Data shown ->

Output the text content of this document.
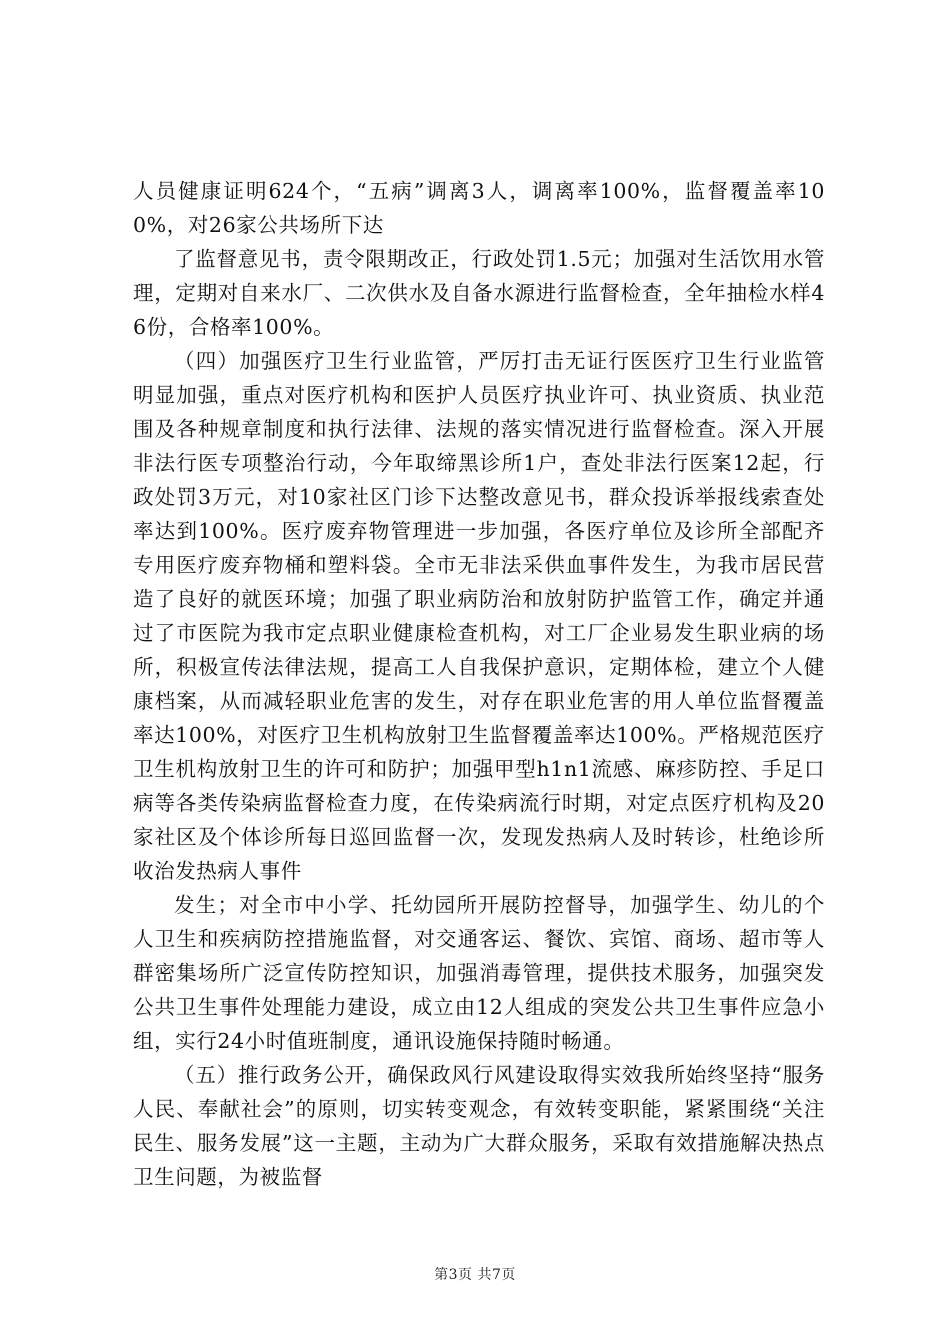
人员健康证明624个，“五病”调离3人，调离率100%，监督覆盖率100%，对26家公共场所下达

了监督意见书，责令限期改正，行政处罚1.5元；加强对生活饮用水管理，定期对自来水厂、二次供水及自备水源进行监督检查，全年抽检水样46份，合格率100%。

（四）加强医疗卫生行业监管，严厉打击无证行医医疗卫生行业监管明显加强，重点对医疗机构和医护人员医疗执业许可、执业资质、执业范围及各种规章制度和执行法律、法规的落实情况进行监督检查。深入开展非法行医专项整治行动，今年取缔黑诊所1户，查处非法行医案12起，行政处罚3万元，对10家社区门诊下达整改意见书，群众投诉举报线索查处率达到100%。医疗废弃物管理进一步加强，各医疗单位及诊所全部配齐专用医疗废弃物桶和塑料袋。全市无非法采供血事件发生，为我市居民营造了良好的就医环境；加强了职业病防治和放射防护监管工作，确定并通过了市医院为我市定点职业健康检查机构，对工厂企业易发生职业病的场所，积极宣传法律法规，提高工人自我保护意识，定期体检，建立个人健康档案，从而减轻职业危害的发生，对存在职业危害的用人单位监督覆盖率达100%，对医疗卫生机构放射卫生监督覆盖率达100%。严格规范医疗卫生机构放射卫生的许可和防护；加强甲型h1n1流感、麻疹防控、手足口病等各类传染病监督检查力度，在传染病流行时期，对定点医疗机构及20家社区及个体诊所每日巡回监督一次，发现发热病人及时转诊，杜绝诊所收治发热病人事件

发生；对全市中小学、托幼园所开展防控督导，加强学生、幼儿的个人卫生和疾病防控措施监督，对交通客运、餐饮、宾馆、商场、超市等人群密集场所广泛宣传防控知识，加强消毒管理，提供技术服务，加强突发公共卫生事件处理能力建设，成立由12人组成的突发公共卫生事件应急小组，实行24小时值班制度，通讯设施保持随时畅通。

（五）推行政务公开，确保政风行风建设取得实效我所始终坚持“服务人民、奉献社会”的原则，切实转变观念，有效转变职能，紧紧围绕“关注民生、服务发展”这一主题，主动为广大群众服务，采取有效措施解决热点卫生问题，为被监督

第3页 共7页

Set task ->
Return the listing above unchanged, apart from dropping its pictures.

Solution to the problem ->
Output the text content of this document.
人员健康证明624个，“五病”调离3人，调离率100%，监督覆盖率100%，对26家公共场所下达

了监督意见书，责令限期改正，行政处罚1.5元；加强对生活饮用水管理，定期对自来水厂、二次供水及自备水源进行监督检查，全年抽检水样46份，合格率100%。

（四）加强医疗卫生行业监管，严厉打击无证行医医疗卫生行业监管明显加强，重点对医疗机构和医护人员医疗执业许可、执业资质、执业范围及各种规章制度和执行法律、法规的落实情况进行监督检查。深入开展非法行医专项整治行动，今年取缔黑诊所1户，查处非法行医案12起，行政处罚3万元，对10家社区门诊下达整改意见书，群众投诉举报线索查处率达到100%。医疗废弃物管理进一步加强，各医疗单位及诊所全部配齐专用医疗废弃物桶和塑料袋。全市无非法采供血事件发生，为我市居民营造了良好的就医环境；加强了职业病防治和放射防护监管工作，确定并通过了市医院为我市定点职业健康检查机构，对工厂企业易发生职业病的场所，积极宣传法律法规，提高工人自我保护意识，定期体检，建立个人健康档案，从而减轻职业危害的发生，对存在职业危害的用人单位监督覆盖率达100%，对医疗卫生机构放射卫生监督覆盖率达100%。严格规范医疗卫生机构放射卫生的许可和防护；加强甲型h1n1流感、麻疹防控、手足口病等各类传染病监督检查力度，在传染病流行时期，对定点医疗机构及20家社区及个体诊所每日巡回监督一次，发现发热病人及时转诊，杜绝诊所收治发热病人事件

发生；对全市中小学、托幼园所开展防控督导，加强学生、幼儿的个人卫生和疾病防控措施监督，对交通客运、餐饮、宾馆、商场、超市等人群密集场所广泛宣传防控知识，加强消毒管理，提供技术服务，加强突发公共卫生事件处理能力建设，成立由12人组成的突发公共卫生事件应急小组，实行24小时值班制度，通讯设施保持随时畅通。

（五）推行政务公开，确保政风行风建设取得实效我所始终坚持“服务人民、奉献社会”的原则，切实转变观念，有效转变职能，紧紧围绕“关注民生、服务发展”这一主题，主动为广大群众服务，采取有效措施解决热点卫生问题，为被监督

第3页 共7页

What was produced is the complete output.